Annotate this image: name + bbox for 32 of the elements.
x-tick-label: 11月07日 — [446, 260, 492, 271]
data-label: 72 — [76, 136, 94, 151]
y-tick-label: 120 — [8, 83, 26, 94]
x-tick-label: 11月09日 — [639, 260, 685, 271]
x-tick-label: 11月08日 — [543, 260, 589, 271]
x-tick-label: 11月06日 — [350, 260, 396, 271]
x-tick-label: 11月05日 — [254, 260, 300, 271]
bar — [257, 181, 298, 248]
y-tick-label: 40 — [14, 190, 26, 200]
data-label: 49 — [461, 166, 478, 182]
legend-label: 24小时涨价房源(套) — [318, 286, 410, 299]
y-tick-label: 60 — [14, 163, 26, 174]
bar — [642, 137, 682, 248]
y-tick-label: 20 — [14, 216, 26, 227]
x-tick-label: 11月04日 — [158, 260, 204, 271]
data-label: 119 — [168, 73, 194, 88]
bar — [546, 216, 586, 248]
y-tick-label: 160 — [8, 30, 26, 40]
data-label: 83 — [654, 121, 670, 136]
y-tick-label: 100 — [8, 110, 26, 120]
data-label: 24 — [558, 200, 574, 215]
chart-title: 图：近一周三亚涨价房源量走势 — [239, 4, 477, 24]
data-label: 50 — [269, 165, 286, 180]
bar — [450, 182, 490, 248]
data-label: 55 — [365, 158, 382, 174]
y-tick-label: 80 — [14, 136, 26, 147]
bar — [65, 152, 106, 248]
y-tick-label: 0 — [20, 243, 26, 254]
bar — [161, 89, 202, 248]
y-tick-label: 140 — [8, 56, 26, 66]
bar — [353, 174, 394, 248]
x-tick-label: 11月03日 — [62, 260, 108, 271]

________

▸ **Aim of the exercise**
Put every row above into a JSON list of strings, one string per line, leaving out any blank lines.

▸ **Task response**
[
  "Annotate this image: name + bbox for 32 of the elements.",
  "x-tick-label: 11月07日 — [446, 260, 492, 271]",
  "data-label: 72 — [76, 136, 94, 151]",
  "y-tick-label: 120 — [8, 83, 26, 94]",
  "x-tick-label: 11月09日 — [639, 260, 685, 271]",
  "x-tick-label: 11月08日 — [543, 260, 589, 271]",
  "x-tick-label: 11月06日 — [350, 260, 396, 271]",
  "x-tick-label: 11月05日 — [254, 260, 300, 271]",
  "bar — [257, 181, 298, 248]",
  "y-tick-label: 40 — [14, 190, 26, 200]",
  "data-label: 49 — [461, 166, 478, 182]",
  "legend-label: 24小时涨价房源(套) — [318, 286, 410, 299]",
  "y-tick-label: 60 — [14, 163, 26, 174]",
  "bar — [642, 137, 682, 248]",
  "y-tick-label: 20 — [14, 216, 26, 227]",
  "x-tick-label: 11月04日 — [158, 260, 204, 271]",
  "data-label: 119 — [168, 73, 194, 88]",
  "bar — [546, 216, 586, 248]",
  "y-tick-label: 160 — [8, 30, 26, 40]",
  "data-label: 83 — [654, 121, 670, 136]",
  "y-tick-label: 100 — [8, 110, 26, 120]",
  "data-label: 24 — [558, 200, 574, 215]",
  "chart-title: 图：近一周三亚涨价房源量走势 — [239, 4, 477, 24]",
  "data-label: 50 — [269, 165, 286, 180]",
  "bar — [450, 182, 490, 248]",
  "data-label: 55 — [365, 158, 382, 174]",
  "y-tick-label: 80 — [14, 136, 26, 147]",
  "bar — [65, 152, 106, 248]",
  "y-tick-label: 0 — [20, 243, 26, 254]",
  "bar — [161, 89, 202, 248]",
  "y-tick-label: 140 — [8, 56, 26, 66]",
  "bar — [353, 174, 394, 248]",
  "x-tick-label: 11月03日 — [62, 260, 108, 271]"
]